───── SUPPLIED INFORMATION

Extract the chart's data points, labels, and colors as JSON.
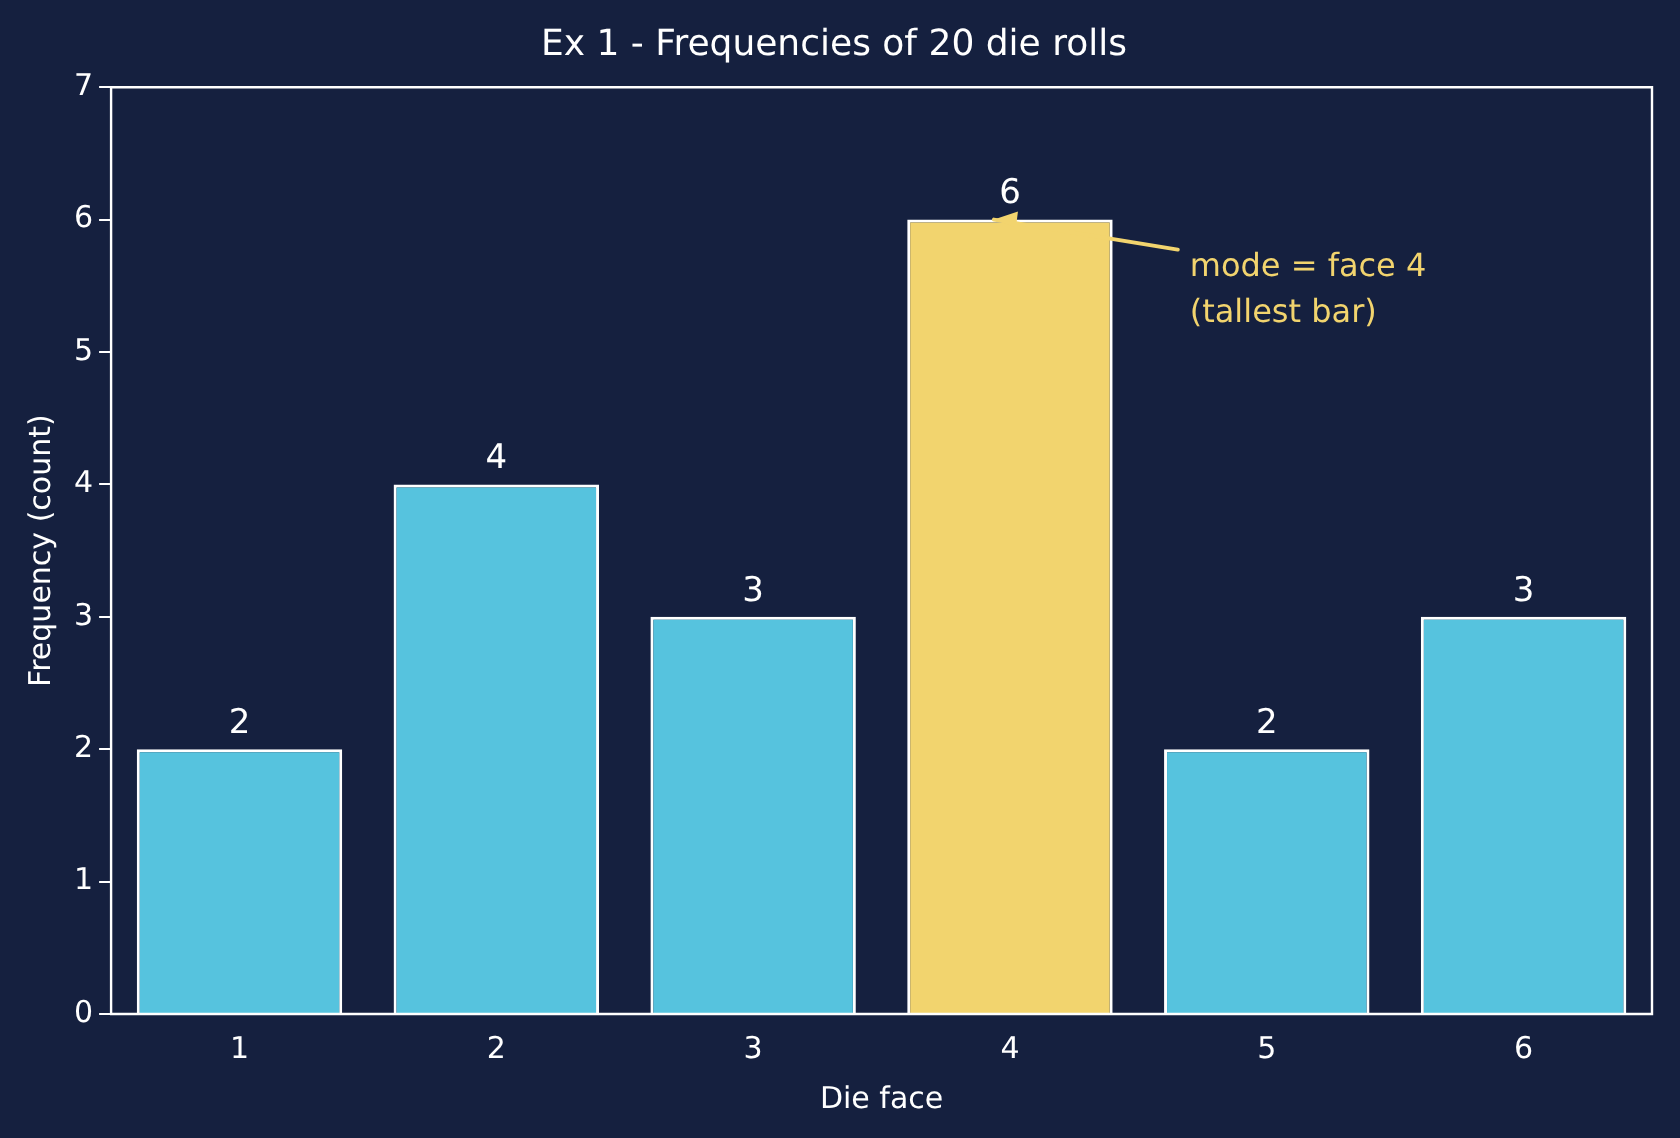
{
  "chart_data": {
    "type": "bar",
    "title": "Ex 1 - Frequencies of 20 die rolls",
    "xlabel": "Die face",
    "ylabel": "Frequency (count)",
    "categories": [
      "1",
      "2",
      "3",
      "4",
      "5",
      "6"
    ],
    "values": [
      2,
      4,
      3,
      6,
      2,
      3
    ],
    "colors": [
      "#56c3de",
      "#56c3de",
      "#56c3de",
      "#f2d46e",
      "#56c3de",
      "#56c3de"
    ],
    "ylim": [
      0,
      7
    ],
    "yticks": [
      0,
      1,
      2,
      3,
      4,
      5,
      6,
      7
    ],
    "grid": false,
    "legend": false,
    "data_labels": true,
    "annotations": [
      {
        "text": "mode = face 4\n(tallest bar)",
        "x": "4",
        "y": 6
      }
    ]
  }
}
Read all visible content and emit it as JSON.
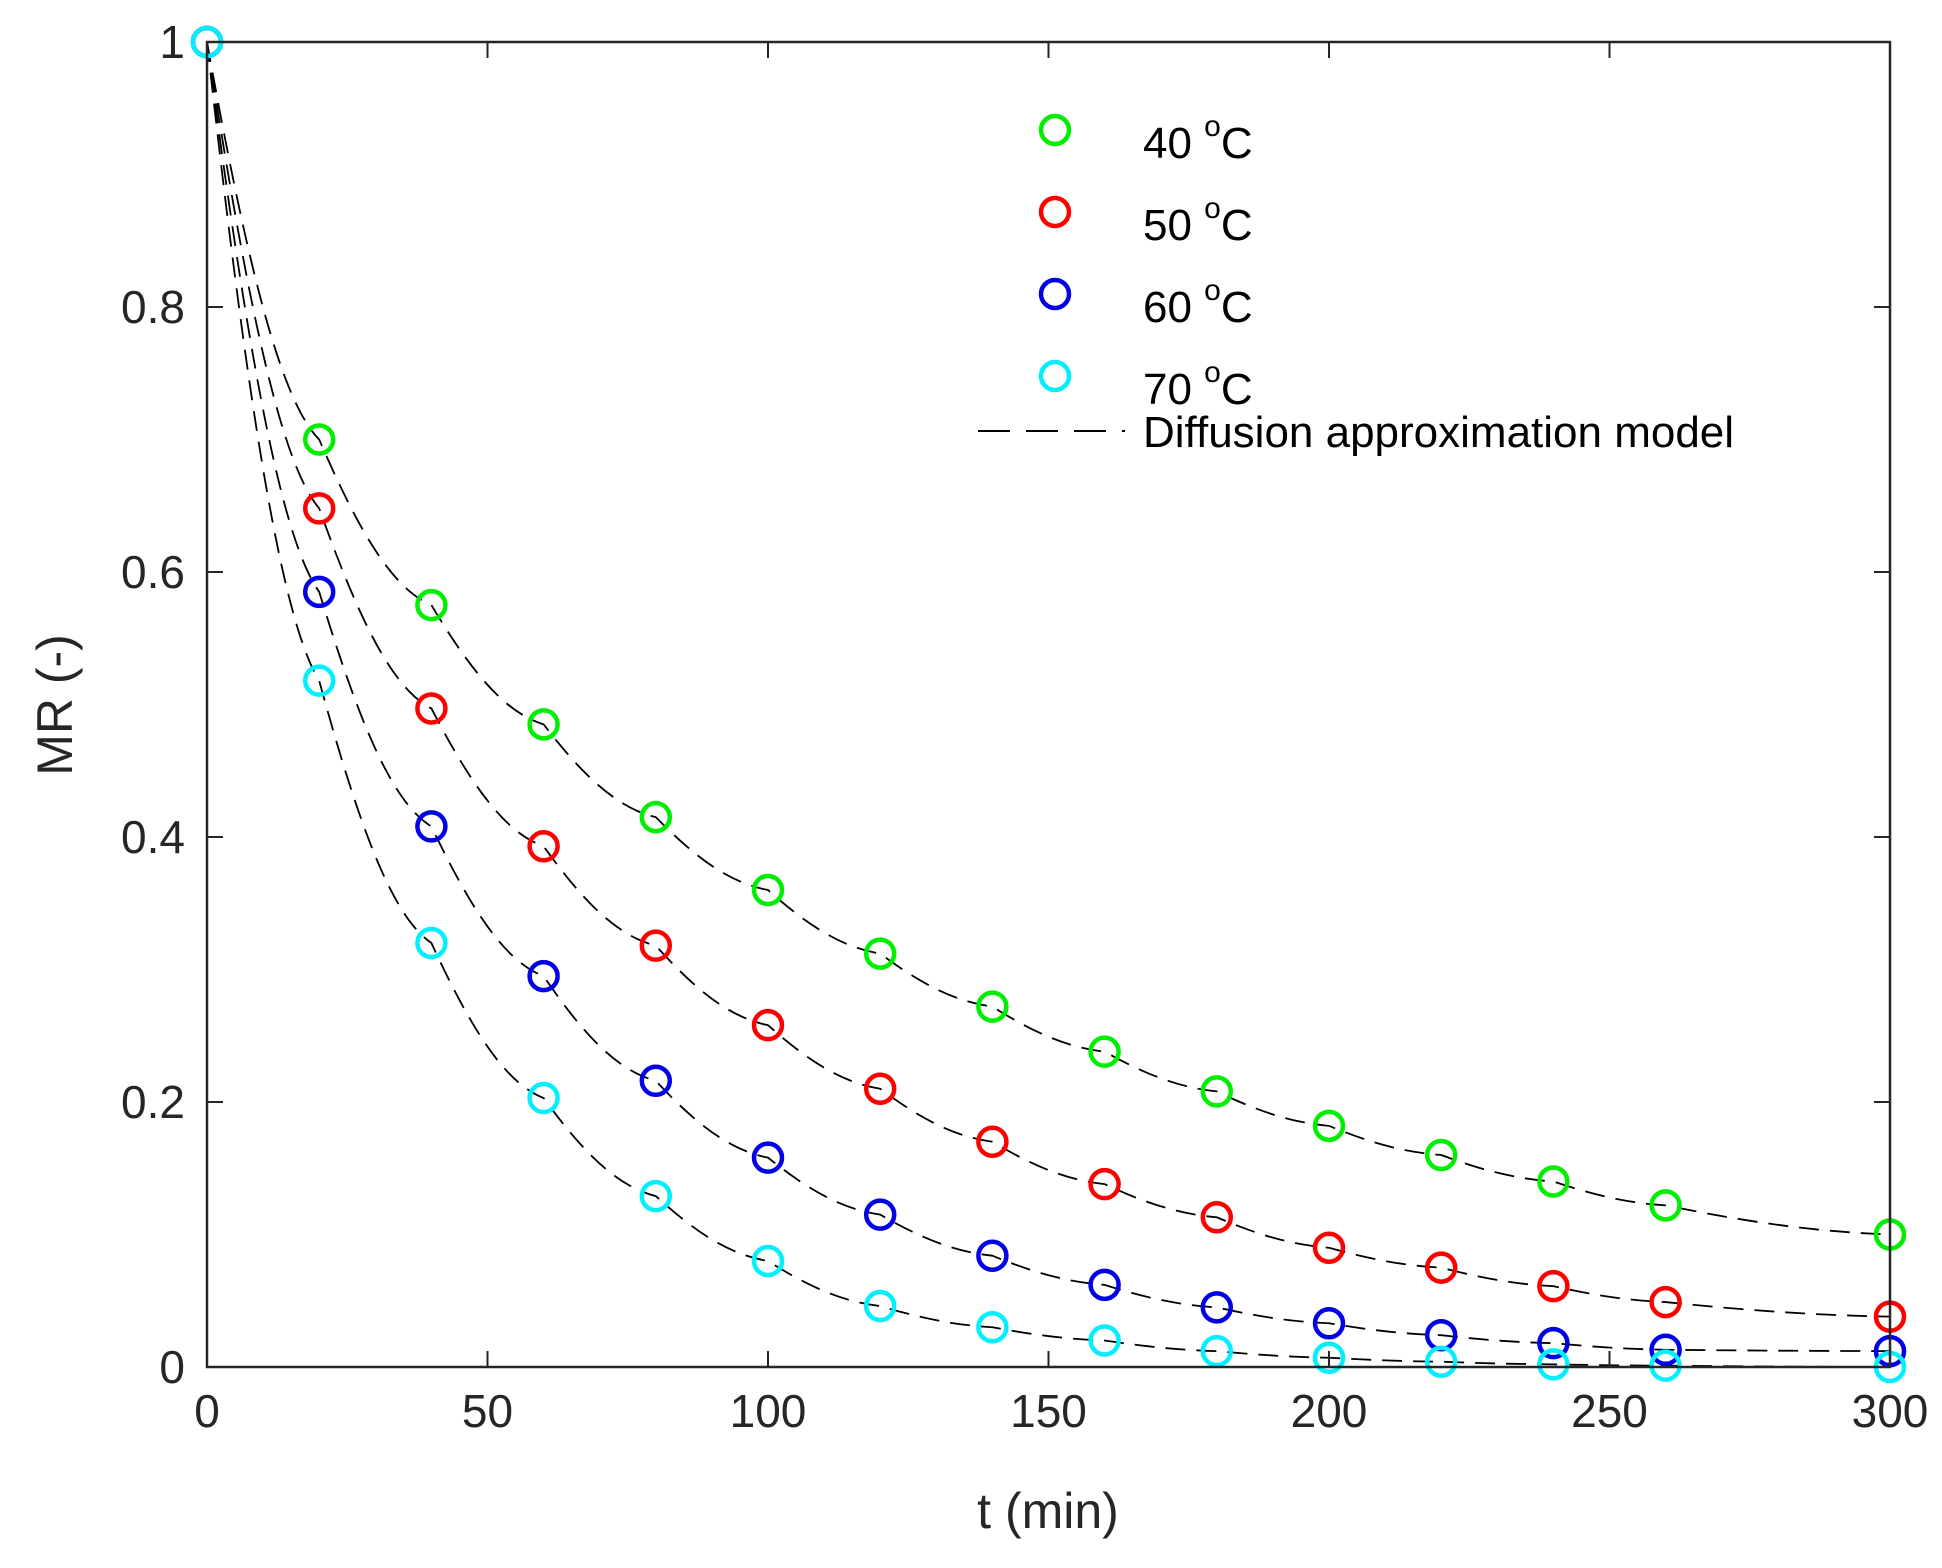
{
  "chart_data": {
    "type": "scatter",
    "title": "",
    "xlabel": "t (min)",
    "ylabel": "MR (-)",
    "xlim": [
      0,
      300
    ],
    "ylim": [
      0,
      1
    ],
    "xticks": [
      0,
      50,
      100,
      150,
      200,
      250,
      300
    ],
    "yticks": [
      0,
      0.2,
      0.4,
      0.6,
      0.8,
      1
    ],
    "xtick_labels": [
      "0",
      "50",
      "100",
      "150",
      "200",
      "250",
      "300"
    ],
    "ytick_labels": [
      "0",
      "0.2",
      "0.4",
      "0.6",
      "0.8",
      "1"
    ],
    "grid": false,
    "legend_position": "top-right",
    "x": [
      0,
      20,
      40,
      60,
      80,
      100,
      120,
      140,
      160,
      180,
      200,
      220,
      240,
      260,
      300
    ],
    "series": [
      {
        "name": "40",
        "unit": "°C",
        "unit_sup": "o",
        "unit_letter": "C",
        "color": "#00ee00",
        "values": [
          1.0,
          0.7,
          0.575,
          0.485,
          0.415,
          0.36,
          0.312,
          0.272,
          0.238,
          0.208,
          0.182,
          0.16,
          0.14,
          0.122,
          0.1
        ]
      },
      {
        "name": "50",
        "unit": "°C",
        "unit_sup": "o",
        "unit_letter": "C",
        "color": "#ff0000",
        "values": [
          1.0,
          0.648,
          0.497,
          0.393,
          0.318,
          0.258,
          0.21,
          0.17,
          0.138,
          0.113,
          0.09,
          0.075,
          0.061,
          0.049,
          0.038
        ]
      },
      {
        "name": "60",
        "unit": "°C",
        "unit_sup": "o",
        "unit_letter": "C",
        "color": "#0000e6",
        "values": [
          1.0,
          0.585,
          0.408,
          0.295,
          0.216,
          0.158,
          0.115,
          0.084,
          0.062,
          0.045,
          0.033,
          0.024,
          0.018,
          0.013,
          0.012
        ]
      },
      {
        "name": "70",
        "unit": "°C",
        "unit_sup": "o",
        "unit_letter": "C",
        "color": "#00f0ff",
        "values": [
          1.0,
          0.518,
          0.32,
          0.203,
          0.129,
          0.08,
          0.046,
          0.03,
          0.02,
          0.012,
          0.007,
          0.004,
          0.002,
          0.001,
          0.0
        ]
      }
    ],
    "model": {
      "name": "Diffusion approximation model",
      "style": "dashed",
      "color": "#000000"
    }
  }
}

──────────

* _SET PROBLEM_: Pictures don't belong in the copy. Transcribe every record exactly as it appears.

* _EXERCISE OUTPUT_:
Extract the chart's data points, labels, and colors as JSON.
{
  "chart_data": {
    "type": "bar",
    "title": "Ex 1 - Frequencies of 20 die rolls",
    "xlabel": "Die face",
    "ylabel": "Frequency (count)",
    "categories": [
      "1",
      "2",
      "3",
      "4",
      "5",
      "6"
    ],
    "values": [
      2,
      4,
      3,
      6,
      2,
      3
    ],
    "colors": [
      "#56c3de",
      "#56c3de",
      "#56c3de",
      "#f2d46e",
      "#56c3de",
      "#56c3de"
    ],
    "ylim": [
      0,
      7
    ],
    "yticks": [
      0,
      1,
      2,
      3,
      4,
      5,
      6,
      7
    ],
    "grid": false,
    "legend": false,
    "data_labels": true,
    "annotations": [
      {
        "text": "mode = face 4\n(tallest bar)",
        "x": "4",
        "y": 6
      }
    ]
  }
}
Read all visible content and emit it as JSON.
{
  "chart_data": {
    "type": "scatter",
    "title": "",
    "xlabel": "t (min)",
    "ylabel": "MR (-)",
    "xlim": [
      0,
      300
    ],
    "ylim": [
      0,
      1
    ],
    "xticks": [
      0,
      50,
      100,
      150,
      200,
      250,
      300
    ],
    "yticks": [
      0,
      0.2,
      0.4,
      0.6,
      0.8,
      1
    ],
    "xtick_labels": [
      "0",
      "50",
      "100",
      "150",
      "200",
      "250",
      "300"
    ],
    "ytick_labels": [
      "0",
      "0.2",
      "0.4",
      "0.6",
      "0.8",
      "1"
    ],
    "grid": false,
    "legend_position": "top-right",
    "x": [
      0,
      20,
      40,
      60,
      80,
      100,
      120,
      140,
      160,
      180,
      200,
      220,
      240,
      260,
      300
    ],
    "series": [
      {
        "name": "40",
        "unit": "°C",
        "unit_sup": "o",
        "unit_letter": "C",
        "color": "#00ee00",
        "values": [
          1.0,
          0.7,
          0.575,
          0.485,
          0.415,
          0.36,
          0.312,
          0.272,
          0.238,
          0.208,
          0.182,
          0.16,
          0.14,
          0.122,
          0.1
        ]
      },
      {
        "name": "50",
        "unit": "°C",
        "unit_sup": "o",
        "unit_letter": "C",
        "color": "#ff0000",
        "values": [
          1.0,
          0.648,
          0.497,
          0.393,
          0.318,
          0.258,
          0.21,
          0.17,
          0.138,
          0.113,
          0.09,
          0.075,
          0.061,
          0.049,
          0.038
        ]
      },
      {
        "name": "60",
        "unit": "°C",
        "unit_sup": "o",
        "unit_letter": "C",
        "color": "#0000e6",
        "values": [
          1.0,
          0.585,
          0.408,
          0.295,
          0.216,
          0.158,
          0.115,
          0.084,
          0.062,
          0.045,
          0.033,
          0.024,
          0.018,
          0.013,
          0.012
        ]
      },
      {
        "name": "70",
        "unit": "°C",
        "unit_sup": "o",
        "unit_letter": "C",
        "color": "#00f0ff",
        "values": [
          1.0,
          0.518,
          0.32,
          0.203,
          0.129,
          0.08,
          0.046,
          0.03,
          0.02,
          0.012,
          0.007,
          0.004,
          0.002,
          0.001,
          0.0
        ]
      }
    ],
    "model": {
      "name": "Diffusion approximation model",
      "style": "dashed",
      "color": "#000000"
    }
  }
}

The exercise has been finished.